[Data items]
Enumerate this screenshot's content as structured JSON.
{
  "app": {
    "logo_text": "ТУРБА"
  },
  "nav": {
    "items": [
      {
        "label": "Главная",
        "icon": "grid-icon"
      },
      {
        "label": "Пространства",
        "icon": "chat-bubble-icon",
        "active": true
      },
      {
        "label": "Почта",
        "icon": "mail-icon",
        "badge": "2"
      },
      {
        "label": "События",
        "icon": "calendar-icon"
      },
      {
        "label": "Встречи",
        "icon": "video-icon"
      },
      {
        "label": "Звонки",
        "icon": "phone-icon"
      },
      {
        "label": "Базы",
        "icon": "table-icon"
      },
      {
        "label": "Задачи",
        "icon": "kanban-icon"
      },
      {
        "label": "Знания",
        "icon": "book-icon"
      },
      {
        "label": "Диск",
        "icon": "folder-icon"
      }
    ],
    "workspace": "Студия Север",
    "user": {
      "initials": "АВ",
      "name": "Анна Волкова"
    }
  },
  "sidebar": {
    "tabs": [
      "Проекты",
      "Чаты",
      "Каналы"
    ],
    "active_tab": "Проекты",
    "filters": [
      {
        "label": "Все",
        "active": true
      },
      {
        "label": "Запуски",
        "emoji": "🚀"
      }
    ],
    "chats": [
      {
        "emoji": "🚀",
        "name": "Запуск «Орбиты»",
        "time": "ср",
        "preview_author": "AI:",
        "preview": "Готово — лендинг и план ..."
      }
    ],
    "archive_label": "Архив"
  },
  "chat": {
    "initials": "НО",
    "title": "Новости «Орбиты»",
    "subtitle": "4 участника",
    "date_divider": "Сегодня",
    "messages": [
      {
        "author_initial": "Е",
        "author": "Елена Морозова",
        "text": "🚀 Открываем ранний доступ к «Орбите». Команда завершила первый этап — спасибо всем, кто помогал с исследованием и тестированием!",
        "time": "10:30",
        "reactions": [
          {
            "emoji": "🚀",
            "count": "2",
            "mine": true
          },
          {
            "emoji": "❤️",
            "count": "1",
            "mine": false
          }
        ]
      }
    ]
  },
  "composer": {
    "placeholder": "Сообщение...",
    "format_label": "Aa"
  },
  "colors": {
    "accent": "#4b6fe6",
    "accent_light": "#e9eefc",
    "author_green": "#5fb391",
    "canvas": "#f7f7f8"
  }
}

▶ _Task description_
How many of the lines above hold "icon"? Answer with only the number.

▶ _Task answer_
10